Excerpts from a figure dataset:
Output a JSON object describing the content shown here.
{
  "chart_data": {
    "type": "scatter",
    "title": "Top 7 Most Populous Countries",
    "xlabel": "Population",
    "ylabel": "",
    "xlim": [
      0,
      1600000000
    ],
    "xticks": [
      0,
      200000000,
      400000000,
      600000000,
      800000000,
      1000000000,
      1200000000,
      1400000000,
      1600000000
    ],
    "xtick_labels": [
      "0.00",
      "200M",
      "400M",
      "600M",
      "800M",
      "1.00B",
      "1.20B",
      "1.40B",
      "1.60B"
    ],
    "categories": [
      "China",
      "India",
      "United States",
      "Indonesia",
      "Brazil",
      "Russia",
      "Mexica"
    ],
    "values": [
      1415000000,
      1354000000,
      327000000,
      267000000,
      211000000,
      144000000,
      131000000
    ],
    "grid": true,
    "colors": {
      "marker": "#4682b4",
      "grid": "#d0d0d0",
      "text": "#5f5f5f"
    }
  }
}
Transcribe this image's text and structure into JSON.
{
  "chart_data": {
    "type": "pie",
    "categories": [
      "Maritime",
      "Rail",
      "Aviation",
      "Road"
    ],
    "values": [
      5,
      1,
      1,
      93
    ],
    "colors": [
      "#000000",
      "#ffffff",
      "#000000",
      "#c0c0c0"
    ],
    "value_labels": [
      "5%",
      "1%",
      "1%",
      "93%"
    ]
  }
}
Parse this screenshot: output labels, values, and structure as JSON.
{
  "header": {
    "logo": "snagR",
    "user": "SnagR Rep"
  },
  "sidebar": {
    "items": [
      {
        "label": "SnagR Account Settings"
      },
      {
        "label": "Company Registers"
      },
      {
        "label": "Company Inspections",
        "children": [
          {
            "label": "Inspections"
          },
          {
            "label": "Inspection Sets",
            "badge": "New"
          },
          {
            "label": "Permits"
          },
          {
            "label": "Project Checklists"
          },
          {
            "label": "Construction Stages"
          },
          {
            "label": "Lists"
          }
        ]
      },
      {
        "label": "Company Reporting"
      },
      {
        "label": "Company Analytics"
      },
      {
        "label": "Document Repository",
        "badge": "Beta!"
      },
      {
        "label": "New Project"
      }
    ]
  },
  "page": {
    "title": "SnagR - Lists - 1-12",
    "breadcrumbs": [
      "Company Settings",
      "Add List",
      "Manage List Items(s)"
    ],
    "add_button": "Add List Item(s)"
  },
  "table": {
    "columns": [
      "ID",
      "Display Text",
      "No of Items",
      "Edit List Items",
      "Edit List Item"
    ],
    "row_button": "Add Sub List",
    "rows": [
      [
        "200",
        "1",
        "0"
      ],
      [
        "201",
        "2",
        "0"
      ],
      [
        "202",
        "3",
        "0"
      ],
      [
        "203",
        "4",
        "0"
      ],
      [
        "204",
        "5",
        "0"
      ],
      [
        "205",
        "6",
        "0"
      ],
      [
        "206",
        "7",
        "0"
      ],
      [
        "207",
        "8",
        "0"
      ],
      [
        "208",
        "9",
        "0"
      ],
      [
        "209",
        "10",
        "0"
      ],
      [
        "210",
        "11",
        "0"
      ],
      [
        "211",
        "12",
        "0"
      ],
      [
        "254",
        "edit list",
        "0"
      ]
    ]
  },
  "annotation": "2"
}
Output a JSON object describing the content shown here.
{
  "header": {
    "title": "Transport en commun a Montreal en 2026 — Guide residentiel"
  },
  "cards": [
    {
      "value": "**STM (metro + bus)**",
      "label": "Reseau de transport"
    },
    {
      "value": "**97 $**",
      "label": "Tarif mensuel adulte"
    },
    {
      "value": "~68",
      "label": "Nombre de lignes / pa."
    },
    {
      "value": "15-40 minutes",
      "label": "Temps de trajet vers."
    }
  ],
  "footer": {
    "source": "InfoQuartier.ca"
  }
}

◆ Exercise aim:
Report the number of lines of the listing above that hold the string "Project", with no other text.

◆ Task result:
2